State how many lines in the records hold the word "that", giving the number and no other text.

== DATA FOR THE TASK

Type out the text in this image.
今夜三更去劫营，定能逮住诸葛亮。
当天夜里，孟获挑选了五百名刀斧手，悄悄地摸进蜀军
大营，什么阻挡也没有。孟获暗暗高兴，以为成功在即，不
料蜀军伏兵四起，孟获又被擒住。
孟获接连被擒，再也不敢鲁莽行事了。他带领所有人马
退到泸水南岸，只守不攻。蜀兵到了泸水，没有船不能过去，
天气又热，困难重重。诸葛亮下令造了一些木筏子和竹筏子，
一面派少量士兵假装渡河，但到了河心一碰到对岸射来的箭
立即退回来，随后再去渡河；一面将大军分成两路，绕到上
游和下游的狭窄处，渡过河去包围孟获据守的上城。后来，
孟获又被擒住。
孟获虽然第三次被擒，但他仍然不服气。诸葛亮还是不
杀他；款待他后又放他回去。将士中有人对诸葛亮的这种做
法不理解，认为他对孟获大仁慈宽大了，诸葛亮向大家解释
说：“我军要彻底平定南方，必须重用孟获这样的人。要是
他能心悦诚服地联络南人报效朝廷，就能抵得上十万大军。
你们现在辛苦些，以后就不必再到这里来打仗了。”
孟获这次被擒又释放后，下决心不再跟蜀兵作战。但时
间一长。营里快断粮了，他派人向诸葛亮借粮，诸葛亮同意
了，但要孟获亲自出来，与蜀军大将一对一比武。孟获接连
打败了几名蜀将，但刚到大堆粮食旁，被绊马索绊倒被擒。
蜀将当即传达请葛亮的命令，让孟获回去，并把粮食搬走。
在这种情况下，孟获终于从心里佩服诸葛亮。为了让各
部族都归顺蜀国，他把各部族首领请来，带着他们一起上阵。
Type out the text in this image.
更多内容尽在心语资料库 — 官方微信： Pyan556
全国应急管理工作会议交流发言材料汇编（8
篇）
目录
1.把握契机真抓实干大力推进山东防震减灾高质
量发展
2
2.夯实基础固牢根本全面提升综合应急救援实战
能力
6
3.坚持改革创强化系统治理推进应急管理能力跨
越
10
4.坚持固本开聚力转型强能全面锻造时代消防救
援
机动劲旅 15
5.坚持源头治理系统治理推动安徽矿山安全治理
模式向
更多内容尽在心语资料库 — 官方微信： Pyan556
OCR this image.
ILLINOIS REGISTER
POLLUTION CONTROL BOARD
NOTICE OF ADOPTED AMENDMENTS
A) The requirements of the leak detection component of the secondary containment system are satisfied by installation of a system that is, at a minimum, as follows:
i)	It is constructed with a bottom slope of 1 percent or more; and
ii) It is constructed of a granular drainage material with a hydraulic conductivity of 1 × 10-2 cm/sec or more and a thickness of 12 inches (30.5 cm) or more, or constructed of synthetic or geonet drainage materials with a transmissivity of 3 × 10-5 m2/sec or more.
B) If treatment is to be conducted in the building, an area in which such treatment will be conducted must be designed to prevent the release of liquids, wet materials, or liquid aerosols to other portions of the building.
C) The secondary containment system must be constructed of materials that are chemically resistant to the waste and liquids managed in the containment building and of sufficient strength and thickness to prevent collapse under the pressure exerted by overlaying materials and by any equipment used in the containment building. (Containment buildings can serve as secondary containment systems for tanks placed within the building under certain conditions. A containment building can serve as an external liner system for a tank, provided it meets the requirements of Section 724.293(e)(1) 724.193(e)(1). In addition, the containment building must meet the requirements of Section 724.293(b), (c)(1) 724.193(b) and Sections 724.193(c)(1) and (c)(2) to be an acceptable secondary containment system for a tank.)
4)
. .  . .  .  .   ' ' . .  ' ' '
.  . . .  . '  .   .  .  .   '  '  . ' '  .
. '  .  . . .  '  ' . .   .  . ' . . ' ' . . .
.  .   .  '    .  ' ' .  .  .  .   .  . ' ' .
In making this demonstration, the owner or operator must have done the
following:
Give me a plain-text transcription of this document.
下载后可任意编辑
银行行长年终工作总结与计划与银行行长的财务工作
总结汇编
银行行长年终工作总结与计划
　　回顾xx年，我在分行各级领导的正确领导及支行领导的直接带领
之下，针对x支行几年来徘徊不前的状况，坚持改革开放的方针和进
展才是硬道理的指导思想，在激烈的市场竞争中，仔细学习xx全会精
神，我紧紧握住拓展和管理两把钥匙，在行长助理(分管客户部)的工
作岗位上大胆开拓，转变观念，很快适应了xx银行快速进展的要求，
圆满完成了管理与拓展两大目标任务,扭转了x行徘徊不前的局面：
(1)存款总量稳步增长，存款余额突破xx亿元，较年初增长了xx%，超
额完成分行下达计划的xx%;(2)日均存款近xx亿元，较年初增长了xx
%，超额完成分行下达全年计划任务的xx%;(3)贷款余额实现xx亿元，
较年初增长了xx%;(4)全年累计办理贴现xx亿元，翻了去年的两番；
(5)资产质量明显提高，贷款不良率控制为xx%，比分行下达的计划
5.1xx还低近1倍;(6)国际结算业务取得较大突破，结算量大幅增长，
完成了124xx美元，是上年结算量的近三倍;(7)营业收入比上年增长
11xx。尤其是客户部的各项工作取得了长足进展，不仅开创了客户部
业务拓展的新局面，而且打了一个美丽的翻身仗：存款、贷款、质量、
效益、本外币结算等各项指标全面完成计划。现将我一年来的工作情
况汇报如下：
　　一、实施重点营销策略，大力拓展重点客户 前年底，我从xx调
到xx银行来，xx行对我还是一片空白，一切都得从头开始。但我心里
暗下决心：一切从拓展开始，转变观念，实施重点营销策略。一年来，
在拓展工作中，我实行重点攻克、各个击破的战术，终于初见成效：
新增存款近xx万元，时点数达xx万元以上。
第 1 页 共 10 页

====

FULL RESPONSE
2